-------- BRANO DI TESTO

Diaconi e migrantes



Il diaconato in Italia n° 181
(luglio/agosto 2013)

FOCUS


Diaconi e migrantes
di Raffaele Iaria

La Chiesa non deve «chiudersi in se stessa, nei propri uffici, gruppi, parrocchie, etc., ma andare "oltre" verso le "periferie esistenziali"». Non dobbiamo «chiudere dentro Gesù e non farlo uscire», ha detto papa Francesco aggiungendo che «oggi viviamo in una cultura dello scontro, della frammentarietà, dello scarto». E così, purtroppo, «non fa notizia quando muore un barbone per il freddo». Eppure «la povertà è una categoria teologale perché il Figlio di Dio si è abbassato per camminare per le strade».
Un invito non certamente nuovo, quello del papa. Da sempre la Chiesa ha invitato ad uscire e ad essere a fianco dei più bisognosi coinvolgendo l'intero "popolo di Dio" e quindi, ponendo, pur con le dovute e sostanziali diversità ministeriali e carismatiche, vescovi, sacerdoti e laici, sullo stesso piano passando da una concezione piramidale e fortemente gerarchica ad una concezione comunionale, poiché tutti corresponsabili nella testimonianza della Parola di Cristo a partire proprio dai più poveri.
Papa Francesco, agli inizi di luglio, ha voluto visitare Lampedusa per chiedere «perdono per l'indifferenza verso tanti fratelli e sorelle», «perdono per chi si è accomodato, si è chiuso nel proprio benessere che porta all'anestesia del cuore», per «coloro che con le loro decisioni a livello mondiale hanno creato situazioni» che conducono a veri e propri drammi come quelli dei tanti che muoiono nel nostro Mediterraneo in cerca di una vita nuova e diversa. «Immigrati morti in mare, da quelle barche che invece di essere una via di speranza sono state una via di morte», ha detto il papa spiegando la decisione di venire a Lampedusa.

----------------
-------- VOCI FORNITE

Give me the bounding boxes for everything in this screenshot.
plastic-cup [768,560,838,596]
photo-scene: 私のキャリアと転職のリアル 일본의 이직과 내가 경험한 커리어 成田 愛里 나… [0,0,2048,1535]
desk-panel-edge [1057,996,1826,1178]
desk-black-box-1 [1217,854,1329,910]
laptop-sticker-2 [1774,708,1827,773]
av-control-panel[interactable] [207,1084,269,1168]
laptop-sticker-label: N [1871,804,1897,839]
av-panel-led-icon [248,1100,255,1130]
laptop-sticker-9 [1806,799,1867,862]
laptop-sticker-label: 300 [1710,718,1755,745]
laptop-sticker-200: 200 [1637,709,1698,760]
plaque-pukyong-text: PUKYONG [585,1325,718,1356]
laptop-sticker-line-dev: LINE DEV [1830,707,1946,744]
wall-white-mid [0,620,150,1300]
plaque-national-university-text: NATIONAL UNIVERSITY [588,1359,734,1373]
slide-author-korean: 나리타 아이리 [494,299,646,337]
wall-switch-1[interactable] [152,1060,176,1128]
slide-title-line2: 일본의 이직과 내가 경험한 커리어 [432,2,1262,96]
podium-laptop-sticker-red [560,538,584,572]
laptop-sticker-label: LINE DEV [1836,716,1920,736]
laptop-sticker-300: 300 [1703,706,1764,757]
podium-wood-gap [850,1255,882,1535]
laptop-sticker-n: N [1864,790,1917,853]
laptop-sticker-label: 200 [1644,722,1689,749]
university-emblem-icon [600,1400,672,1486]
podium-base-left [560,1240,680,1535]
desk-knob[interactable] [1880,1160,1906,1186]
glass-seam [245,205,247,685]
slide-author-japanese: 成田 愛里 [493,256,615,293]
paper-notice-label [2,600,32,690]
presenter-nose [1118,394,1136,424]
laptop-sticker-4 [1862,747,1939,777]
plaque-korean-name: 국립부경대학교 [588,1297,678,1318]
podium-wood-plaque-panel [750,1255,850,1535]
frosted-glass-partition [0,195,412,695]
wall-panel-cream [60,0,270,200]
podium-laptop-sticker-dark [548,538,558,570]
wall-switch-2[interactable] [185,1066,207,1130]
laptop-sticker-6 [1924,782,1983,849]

----------------

:: COMPITI DA SVOLGERE ::
**A)** Riassumi in forma più breve il paragrafo del brano che comincia con "Un invito non certamente nuovo", mantenendone i fatti principali.
**B)** Secondo il brano, in quale periodo papa Francesco ha visitato Lampedusa?
**C)** Nel brano, riscrivi la parte compresa tra "Papa Francesco, agli" e "venire a Lampedusa.", estremi inclusi, sostituendo "Mediterraneo" con "mare".
Le voci sono materiale separato dal brano.

:: LE RISPOSTE ::
**A)** Quello del papa non è un invito nuovo. La Chiesa ha sempre esortato a uscire e a stare accanto ai più bisognosi, coinvolgendo tutto il "popolo di Dio". Pur con le dovute diversità ministeriali e carismatiche, vescovi, sacerdoti e laici sono posti sullo stesso piano, passando da una concezione piramidale e gerarchica a una comunionale. Tutti sono infatti corresponsabili nella testimonianza della Parola di Cristo, a partire dai più poveri.

**B)** Agli inizi di luglio.

**C)**
Papa Francesco, agli inizi di luglio, ha voluto visitare Lampedusa per chiedere «perdono per l'indifferenza verso tanti fratelli e sorelle», «perdono per chi si è accomodato, si è chiuso nel proprio benessere che porta all'anestesia del cuore», per «coloro che con le loro decisioni a livello mondiale hanno creato situazioni» che conducono a veri e propri drammi come quelli dei tanti che muoiono nel nostro mare in cerca di una vita nuova e diversa. «Immigrati morti in mare, da quelle barche che invece di essere una via di speranza sono state una via di morte», ha detto il papa spiegando la decisione di venire a Lampedusa.